> [Document section]:
HansieMom Mon 20-Jun-11 23:34:06

I breastfed my babies, one until 10 months and one to 14 months. The first one slept through the night from eight weeks old. At 5 months old, he did wake up and want to feed. The doctor told me he did not need it, and that if I had a sandwich every night at three o'clock, I would get used to it and wake for a sandwich every night at 3 a.m. I cannot remember when DS2 slept through, he was premature and it would have been later. I think your 13 month old should sleep from something like 7 to 7.

Your DH has had it easy so far. He'd like to keep it that way!

Longtalljosie Mon 20-Jun-11 23:46:10

Dozer - my DD was breastfed and slept through without a nightfeed from 6.5 months. They're all different but presumably at 10 months he's having solid food too?

blackeyedsusan Mon 20-Jun-11 23:57:17

what a wimp.... out sourcing responsibility... is he not the child's father?

yes, he is definately a wimp...

good luck with the sleep training, a good elbow in the ribs and whacking them in the face as you turn over sometimes wakes the buggers up to deal with small child. sleep training of reluctant fathers is definately recommended...

grin

MumblingRagDoll Tue 21-Jun-11 00:05:43

Punct it sounds terrible...and I really know what you are going through as I work from home as a freelance writer! I have had to be SO strict with bedimes etc or I get nothing done. I have 2 DDs aged and 3...mine still take a while to settle and wake up now and then.

I am also interested to know if DS is having solids at all? I think thatwhen you try to work from home as a parent it's very difficult to get a balance...and your DH needs to read this thread so he understands what he is doing!

DS belongs to both of you and taking turns is majorly important.

StayFrosty Tue 21-Jun-11 00:11:57

Your h is being a cock. Your ds's sleep should be something you tackle yogether as a family. Knobber.

Fwiw my ds was a terrible sleeper at that age too, but then he started walking and his sleep and his mood in general improved immensely, he went from being a grumpy bad sleeper to a less grumpy ok sleeper, and you know what, i can live wth that grin

But this goes deeper than that. Your dh has a bad attiude at heart, and imo that is the thing you should try and sort. Your ds's sleep issues will all come out in the wash eventually whatever you do, this is almost certain. But uour dh's sense of entitlement is not going t go away by itslf.

> [Structured page parsing data]:
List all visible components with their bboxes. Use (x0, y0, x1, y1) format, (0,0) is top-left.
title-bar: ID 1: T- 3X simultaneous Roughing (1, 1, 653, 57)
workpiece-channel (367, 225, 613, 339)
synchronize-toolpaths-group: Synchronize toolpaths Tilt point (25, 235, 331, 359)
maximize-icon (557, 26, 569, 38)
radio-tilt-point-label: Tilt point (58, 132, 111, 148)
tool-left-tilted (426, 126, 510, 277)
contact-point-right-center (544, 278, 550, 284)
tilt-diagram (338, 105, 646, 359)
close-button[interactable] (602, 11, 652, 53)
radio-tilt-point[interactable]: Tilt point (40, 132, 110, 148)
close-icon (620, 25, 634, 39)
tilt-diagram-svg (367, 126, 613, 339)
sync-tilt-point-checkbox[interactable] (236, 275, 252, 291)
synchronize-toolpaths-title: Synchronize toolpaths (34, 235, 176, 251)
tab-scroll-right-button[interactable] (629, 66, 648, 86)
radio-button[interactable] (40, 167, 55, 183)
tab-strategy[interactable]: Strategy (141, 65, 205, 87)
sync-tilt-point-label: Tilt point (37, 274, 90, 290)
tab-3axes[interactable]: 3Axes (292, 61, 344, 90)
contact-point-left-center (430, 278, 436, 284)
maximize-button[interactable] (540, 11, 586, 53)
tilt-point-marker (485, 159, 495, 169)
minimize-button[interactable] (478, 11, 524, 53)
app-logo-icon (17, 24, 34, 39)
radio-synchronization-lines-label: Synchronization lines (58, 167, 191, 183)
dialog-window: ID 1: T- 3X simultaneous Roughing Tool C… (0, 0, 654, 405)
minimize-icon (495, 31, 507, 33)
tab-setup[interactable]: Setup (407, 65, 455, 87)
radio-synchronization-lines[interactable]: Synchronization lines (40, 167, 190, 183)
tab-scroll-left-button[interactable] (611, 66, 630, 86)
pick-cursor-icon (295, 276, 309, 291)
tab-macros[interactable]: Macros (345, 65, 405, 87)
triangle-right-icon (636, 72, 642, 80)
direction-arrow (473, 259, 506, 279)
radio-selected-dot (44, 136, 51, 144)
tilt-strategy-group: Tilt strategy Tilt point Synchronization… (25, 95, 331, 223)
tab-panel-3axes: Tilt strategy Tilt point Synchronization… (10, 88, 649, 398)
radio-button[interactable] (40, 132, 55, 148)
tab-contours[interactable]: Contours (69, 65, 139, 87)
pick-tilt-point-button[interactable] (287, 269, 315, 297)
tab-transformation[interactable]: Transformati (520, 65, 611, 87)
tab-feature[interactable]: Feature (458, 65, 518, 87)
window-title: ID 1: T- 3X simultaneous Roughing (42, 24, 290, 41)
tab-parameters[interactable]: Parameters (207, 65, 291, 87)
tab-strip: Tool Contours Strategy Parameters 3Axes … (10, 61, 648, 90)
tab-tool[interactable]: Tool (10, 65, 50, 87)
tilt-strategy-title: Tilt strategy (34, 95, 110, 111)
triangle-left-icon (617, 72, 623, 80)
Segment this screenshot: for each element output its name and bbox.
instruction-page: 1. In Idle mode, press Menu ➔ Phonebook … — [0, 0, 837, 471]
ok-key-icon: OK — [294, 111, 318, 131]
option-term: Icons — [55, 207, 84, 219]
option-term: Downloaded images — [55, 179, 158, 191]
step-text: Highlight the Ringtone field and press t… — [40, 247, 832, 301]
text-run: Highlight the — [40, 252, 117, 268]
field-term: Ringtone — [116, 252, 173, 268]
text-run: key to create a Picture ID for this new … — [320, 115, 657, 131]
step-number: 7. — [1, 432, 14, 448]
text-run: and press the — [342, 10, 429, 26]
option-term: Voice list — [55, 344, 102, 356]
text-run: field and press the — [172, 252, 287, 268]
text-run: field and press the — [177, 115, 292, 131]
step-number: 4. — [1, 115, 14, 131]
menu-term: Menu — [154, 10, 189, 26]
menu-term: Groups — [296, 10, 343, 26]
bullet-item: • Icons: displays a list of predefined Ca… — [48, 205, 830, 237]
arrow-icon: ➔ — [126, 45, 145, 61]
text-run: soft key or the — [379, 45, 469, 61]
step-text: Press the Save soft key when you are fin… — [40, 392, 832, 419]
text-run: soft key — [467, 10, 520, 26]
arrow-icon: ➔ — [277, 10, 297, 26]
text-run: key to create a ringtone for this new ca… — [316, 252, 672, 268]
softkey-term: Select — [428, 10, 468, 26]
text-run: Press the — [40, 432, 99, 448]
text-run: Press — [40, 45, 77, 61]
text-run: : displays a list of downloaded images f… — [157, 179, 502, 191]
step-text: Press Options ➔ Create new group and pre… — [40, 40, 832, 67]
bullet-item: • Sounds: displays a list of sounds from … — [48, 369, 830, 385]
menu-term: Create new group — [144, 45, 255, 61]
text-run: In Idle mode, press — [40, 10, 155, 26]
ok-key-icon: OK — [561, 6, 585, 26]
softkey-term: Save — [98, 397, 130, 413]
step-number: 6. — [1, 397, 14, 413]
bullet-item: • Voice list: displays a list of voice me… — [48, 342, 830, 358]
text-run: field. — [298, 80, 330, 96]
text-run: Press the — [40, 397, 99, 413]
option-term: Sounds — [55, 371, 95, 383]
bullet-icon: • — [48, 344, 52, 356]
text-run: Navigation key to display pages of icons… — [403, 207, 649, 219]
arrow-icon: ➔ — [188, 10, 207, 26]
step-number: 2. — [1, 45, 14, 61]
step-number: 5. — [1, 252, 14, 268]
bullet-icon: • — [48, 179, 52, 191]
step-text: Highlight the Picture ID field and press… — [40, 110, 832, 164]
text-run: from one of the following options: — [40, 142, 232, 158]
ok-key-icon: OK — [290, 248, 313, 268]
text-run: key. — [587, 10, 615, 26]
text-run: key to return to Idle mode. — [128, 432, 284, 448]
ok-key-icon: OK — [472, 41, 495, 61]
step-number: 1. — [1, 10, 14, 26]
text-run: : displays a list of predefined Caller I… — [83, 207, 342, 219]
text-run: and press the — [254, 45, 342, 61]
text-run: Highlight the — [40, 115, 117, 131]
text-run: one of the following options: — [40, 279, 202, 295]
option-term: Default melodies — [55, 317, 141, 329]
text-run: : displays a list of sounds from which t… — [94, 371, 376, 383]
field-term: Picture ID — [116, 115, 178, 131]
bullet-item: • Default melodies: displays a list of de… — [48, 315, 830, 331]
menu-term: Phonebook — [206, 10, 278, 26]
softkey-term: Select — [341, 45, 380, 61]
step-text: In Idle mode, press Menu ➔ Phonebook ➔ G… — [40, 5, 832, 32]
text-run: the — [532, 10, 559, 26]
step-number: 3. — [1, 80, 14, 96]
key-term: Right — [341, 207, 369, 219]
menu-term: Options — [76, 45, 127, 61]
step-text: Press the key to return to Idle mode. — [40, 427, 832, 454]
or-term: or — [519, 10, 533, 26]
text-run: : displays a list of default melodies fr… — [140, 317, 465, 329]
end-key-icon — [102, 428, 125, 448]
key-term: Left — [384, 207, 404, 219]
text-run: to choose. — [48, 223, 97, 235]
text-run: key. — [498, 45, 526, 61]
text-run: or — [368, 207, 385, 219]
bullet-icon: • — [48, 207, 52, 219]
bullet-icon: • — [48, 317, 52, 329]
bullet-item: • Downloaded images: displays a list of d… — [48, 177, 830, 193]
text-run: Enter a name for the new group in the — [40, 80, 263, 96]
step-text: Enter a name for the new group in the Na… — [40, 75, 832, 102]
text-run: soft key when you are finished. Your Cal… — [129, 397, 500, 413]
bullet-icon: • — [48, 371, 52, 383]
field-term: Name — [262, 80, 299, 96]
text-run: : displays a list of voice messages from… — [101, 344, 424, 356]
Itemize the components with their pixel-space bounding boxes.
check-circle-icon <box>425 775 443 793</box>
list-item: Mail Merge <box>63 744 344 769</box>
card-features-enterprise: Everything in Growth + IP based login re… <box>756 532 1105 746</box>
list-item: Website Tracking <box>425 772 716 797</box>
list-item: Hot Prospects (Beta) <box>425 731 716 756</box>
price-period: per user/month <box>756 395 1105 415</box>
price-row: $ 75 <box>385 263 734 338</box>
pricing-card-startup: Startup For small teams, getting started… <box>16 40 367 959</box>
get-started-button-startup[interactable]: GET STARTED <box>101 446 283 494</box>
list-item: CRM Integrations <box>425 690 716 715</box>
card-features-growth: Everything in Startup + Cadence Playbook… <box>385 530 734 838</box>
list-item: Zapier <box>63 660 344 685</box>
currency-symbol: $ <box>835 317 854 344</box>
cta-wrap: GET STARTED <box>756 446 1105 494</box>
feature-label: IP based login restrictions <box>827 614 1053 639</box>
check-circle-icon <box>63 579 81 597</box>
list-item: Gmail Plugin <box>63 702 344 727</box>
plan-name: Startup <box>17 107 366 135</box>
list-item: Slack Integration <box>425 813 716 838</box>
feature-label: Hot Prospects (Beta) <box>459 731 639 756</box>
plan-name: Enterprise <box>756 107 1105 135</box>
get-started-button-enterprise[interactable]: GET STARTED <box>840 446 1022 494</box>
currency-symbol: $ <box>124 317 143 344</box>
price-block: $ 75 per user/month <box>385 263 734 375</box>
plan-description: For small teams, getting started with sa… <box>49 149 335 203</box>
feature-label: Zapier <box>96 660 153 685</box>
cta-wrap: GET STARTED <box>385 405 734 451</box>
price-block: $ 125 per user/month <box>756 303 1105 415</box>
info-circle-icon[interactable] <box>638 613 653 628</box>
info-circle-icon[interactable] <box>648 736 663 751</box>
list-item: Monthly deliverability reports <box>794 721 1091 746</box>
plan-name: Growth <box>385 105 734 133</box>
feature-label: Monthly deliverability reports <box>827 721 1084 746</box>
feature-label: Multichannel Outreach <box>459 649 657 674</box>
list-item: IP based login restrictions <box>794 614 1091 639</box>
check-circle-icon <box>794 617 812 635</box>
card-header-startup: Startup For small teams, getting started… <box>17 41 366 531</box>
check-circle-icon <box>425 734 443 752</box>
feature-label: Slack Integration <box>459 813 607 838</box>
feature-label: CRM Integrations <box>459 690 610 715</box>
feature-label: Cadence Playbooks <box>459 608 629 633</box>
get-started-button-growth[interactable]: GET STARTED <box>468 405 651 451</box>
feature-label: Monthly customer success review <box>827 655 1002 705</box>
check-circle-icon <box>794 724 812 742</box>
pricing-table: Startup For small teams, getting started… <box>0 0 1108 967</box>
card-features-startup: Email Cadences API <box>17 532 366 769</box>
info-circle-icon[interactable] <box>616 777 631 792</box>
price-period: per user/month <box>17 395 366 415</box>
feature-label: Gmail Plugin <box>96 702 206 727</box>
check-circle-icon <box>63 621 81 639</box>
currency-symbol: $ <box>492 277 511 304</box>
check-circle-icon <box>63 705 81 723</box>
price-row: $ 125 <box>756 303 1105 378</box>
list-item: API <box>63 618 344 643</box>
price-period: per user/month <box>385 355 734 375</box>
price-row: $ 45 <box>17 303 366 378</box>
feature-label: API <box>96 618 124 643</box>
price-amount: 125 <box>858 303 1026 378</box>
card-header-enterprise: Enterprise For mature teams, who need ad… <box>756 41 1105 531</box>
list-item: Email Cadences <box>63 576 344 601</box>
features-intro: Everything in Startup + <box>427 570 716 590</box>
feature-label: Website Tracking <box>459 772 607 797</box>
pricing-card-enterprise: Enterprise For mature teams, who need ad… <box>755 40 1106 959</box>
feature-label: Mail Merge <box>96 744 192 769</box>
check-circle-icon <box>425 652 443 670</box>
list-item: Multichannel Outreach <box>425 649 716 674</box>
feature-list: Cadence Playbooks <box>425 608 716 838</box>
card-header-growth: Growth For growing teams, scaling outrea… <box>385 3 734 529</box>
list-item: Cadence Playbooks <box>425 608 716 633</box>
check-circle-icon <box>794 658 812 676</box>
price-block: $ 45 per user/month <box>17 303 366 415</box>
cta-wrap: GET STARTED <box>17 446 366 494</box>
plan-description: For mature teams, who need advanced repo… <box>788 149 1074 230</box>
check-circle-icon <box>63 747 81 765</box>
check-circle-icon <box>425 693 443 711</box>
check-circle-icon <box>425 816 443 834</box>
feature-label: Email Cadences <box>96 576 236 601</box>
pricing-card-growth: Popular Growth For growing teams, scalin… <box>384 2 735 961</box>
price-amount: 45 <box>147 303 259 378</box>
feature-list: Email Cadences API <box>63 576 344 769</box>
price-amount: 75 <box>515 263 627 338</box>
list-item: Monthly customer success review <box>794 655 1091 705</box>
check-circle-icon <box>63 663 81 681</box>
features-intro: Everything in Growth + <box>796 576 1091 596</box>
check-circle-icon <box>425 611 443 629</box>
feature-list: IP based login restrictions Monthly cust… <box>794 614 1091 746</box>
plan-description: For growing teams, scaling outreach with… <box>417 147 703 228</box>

> [Problem 1]: Translate this sentence from the parenting forum thread into Spanish: "The first one slept through the night from eight weeks old."
> [Problem 2]: In the parenting forum thread, from what age did Longtalljosie's daughter sleep through without a night feed?
> [Problem 3]: Continue the parenting forum thread from its last sentence.

> [Answer box 1]: El primero dormía toda la noche desde las ocho semanas de edad.

> [Answer box 2]: From 6.5 months.

> [Answer box 3]:
plunctplactzum Tue 21-Jun-11 00:57:17

Thanks for all the answers. My DH is not a tosser (I mean, most of the time he is not), he's been trying to get more involved and to understand me, and I appreciate his effort. I think deep down he doesn't feel DS is his responsibility as much as mine, but it comes from his upbringing and some other issues. We're not from the UK, and in a lot of countries men still don't share responsibility for their children, unfortunately. I'm not trying to excuse him, just to give a bit of context. And that's precisely why I decided to create this thread - to have outside opinions.

Regarding DS sleep, well, he's been walking for at least 3 months, and he eats lots of solids (4 meals a day). I know nutritionally he doesn't need the night feeds, but he needs them "emotionally" (for lack of better word). I've tried to stop them, it was hellish, and I decided to leave it for later. I don't mind it that much if he wakes a couple of times a night.

I won't leave him to cry or do CC. I just don't think it's right for us. Anyway, his sleep has improved a lot in the last few months. It used to be horrible, now it's much better (for our standards, of course). I know he will crack it eventually.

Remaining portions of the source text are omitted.